(Exercise task A):
Echo the lines of the listing verbatim, from the line containing "rgb-triangle: [1, 38, 513, 551]" through the line containing "Enumerate the UI", with both of those lines included.

(Extract to read):

[Author Prev][Author Next][Thread Prev][Thread Next][Author Index][Thread Index]
Re: [Libevent-users] epoll erros
Maybe not too much help but it seems like strace would answer
possibilities 1, 2 and 3, that's how I typically track what is happening
with epoll inside libevent.
On Fri, Oct 22, 2010 at 01:38:45PM -0400, Nick Mathewson wrote:
> [summary: Nick looks for a bug, and finds only weirdness. But I think
> we're on to something, and we *are* making progress. Big find: there
> doesn't seem to be anything wrong with the changlist logic; something
> weird is up with epoll here. Could other people please help me look
> into this?]
>
> On Fri, Oct 22, 2010 at 12:20 AM, Gilad Benjamini
> <gilad@xxxxxxxxxxxxxxxxx> wrote:
> >> -----Original Message-----
> >> From: Nick Mathewson <nickm@xxxxxxxxxxxxx>
> >> Sent: Tuesday, September 21, 2010 7:43 PM
> >> To: libevent-users@xxxxxxxxxxxxx
> >> Subject: Re: [Libevent-users] epoll erros
> >> ...
> >>
> >> I just added a couple more detailed debugging messages in the git
> >> master branch to help try to figure out what exactly we're doing to
> >> epoll fd, and why. If you can get the same output with the new stuff
> >> from git master, that would be great.
> >>
> >
> > I am correct to assume these additions made it into 2.0.8-rc ?
> > Assuming they did, I am attaching the output when run with 2.0.8-rc.

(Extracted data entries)
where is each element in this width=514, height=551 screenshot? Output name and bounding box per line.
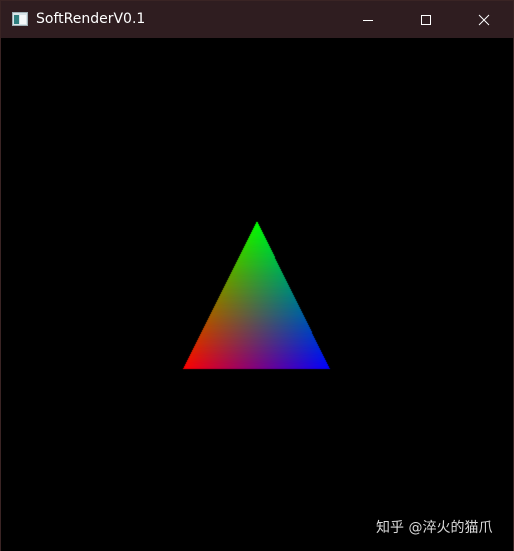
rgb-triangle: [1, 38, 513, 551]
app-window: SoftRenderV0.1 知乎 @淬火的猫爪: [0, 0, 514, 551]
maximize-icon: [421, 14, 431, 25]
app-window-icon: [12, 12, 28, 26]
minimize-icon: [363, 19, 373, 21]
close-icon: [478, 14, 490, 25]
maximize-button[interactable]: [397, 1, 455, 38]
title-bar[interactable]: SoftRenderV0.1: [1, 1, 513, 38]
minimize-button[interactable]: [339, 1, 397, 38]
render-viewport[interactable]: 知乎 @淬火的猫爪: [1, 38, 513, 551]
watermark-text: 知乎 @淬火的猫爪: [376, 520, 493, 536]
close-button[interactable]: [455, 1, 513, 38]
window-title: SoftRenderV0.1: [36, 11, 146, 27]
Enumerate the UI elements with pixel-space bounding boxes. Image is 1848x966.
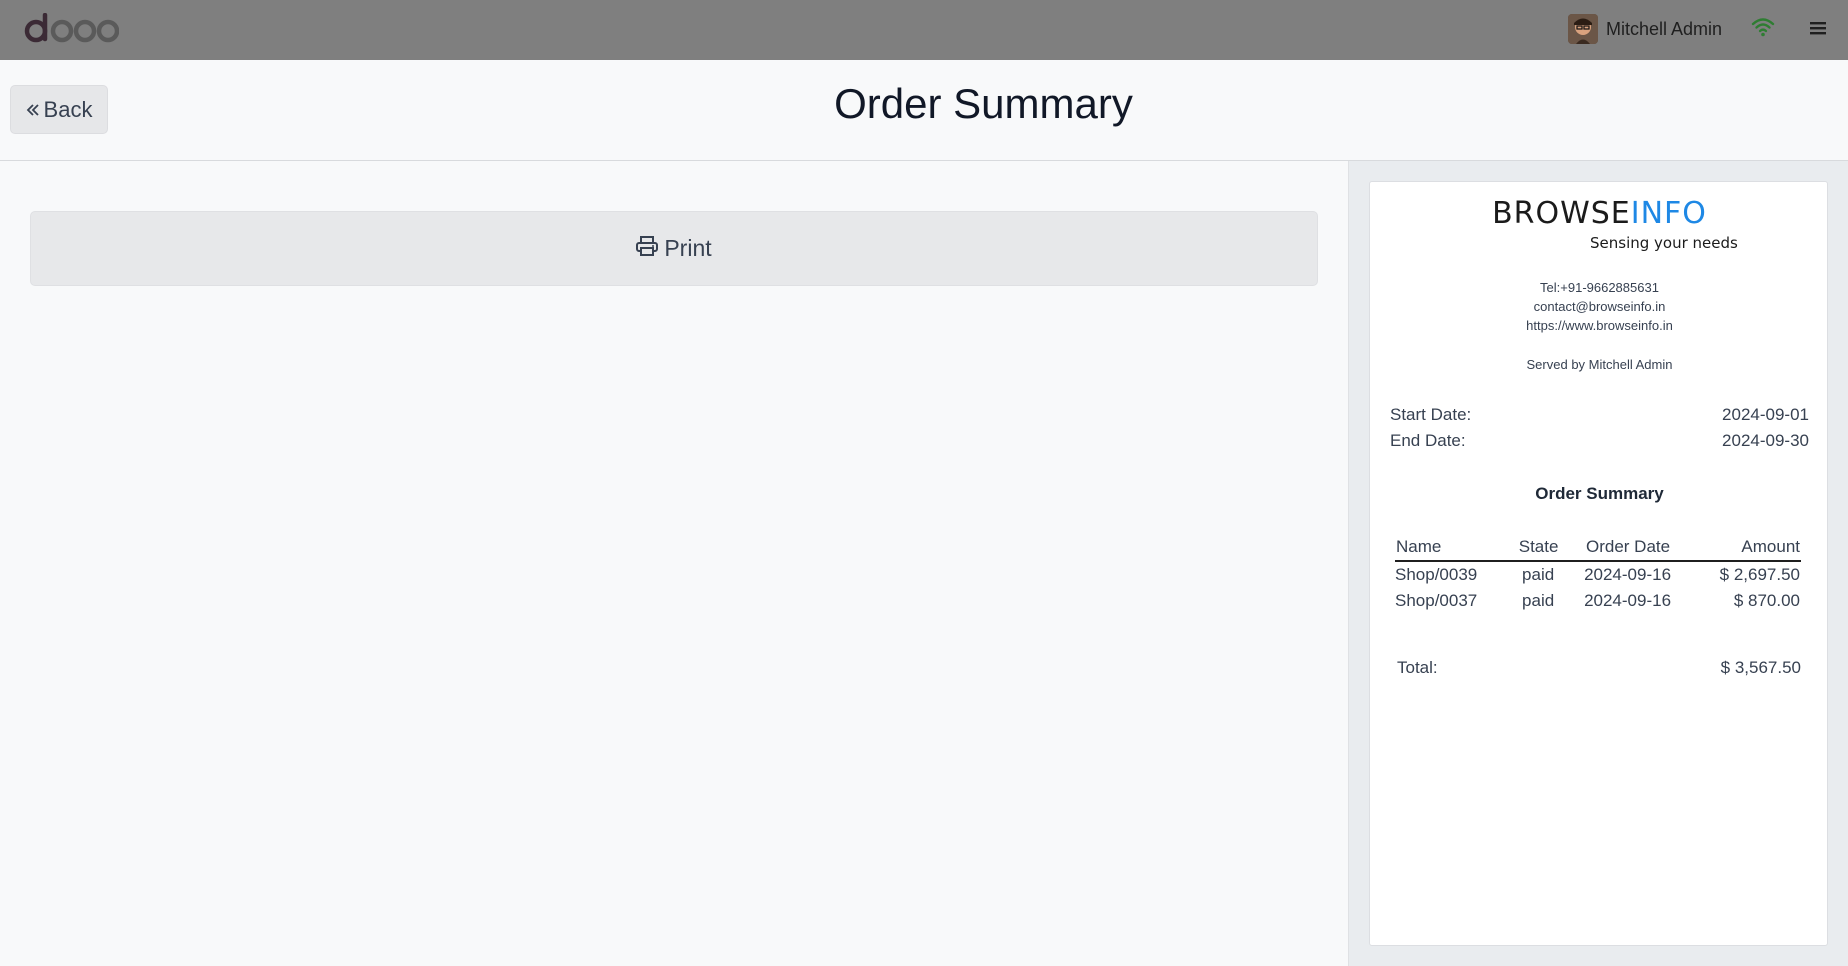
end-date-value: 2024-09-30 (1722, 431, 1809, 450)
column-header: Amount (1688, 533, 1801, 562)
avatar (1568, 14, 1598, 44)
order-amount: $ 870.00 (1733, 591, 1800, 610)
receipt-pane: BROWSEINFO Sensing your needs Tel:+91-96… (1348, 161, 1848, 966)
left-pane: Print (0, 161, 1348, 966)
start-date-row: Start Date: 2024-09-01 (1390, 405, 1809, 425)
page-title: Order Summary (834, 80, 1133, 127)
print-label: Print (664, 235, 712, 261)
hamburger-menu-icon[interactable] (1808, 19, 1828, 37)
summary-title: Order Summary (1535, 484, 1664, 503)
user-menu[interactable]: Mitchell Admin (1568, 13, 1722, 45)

(Exercise task B):
Duplicate the mailing-list reply about epoll errors above word for word, from start to finish.

(Output A):
rgb-triangle: [1, 38, 513, 551]
app-window: SoftRenderV0.1 知乎 @淬火的猫爪: [0, 0, 514, 551]
maximize-icon: [421, 14, 431, 25]
app-window-icon: [12, 12, 28, 26]
minimize-icon: [363, 19, 373, 21]
close-icon: [478, 14, 490, 25]
maximize-button[interactable]: [397, 1, 455, 38]
title-bar[interactable]: SoftRenderV0.1: [1, 1, 513, 38]
minimize-button[interactable]: [339, 1, 397, 38]
render-viewport[interactable]: 知乎 @淬火的猫爪: [1, 38, 513, 551]
watermark-text: 知乎 @淬火的猫爪: [376, 520, 493, 536]
close-button[interactable]: [455, 1, 513, 38]
window-title: SoftRenderV0.1: [36, 11, 146, 27]
Enumerate the UI elements with pixel-space bounding boxes. Image is 1848x966.

(Output B):
[Author Prev][Author Next][Thread Prev][Thread Next][Author Index][Thread Index]
Re: [Libevent-users] epoll erros
Maybe not too much help but it seems like strace would answer
possibilities 1, 2 and 3, that's how I typically track what is happening
with epoll inside libevent.
On Fri, Oct 22, 2010 at 01:38:45PM -0400, Nick Mathewson wrote:
> [summary: Nick looks for a bug, and finds only weirdness. But I think
> we're on to something, and we *are* making progress. Big find: there
> doesn't seem to be anything wrong with the changlist logic; something
> weird is up with epoll here. Could other people please help me look
> into this?]
>
> On Fri, Oct 22, 2010 at 12:20 AM, Gilad Benjamini
> <gilad@xxxxxxxxxxxxxxxxx> wrote:
> >> -----Original Message-----
> >> From: Nick Mathewson <nickm@xxxxxxxxxxxxx>
> >> Sent: Tuesday, September 21, 2010 7:43 PM
> >> To: libevent-users@xxxxxxxxxxxxx
> >> Subject: Re: [Libevent-users] epoll erros
> >> ...
> >>
> >> I just added a couple more detailed debugging messages in the git
> >> master branch to help try to figure out what exactly we're doing to
> >> epoll fd, and why. If you can get the same output with the new stuff
> >> from git master, that would be great.
> >>
> >
> > I am correct to assume these additions made it into 2.0.8-rc ?
> > Assuming they did, I am attaching the output when run with 2.0.8-rc.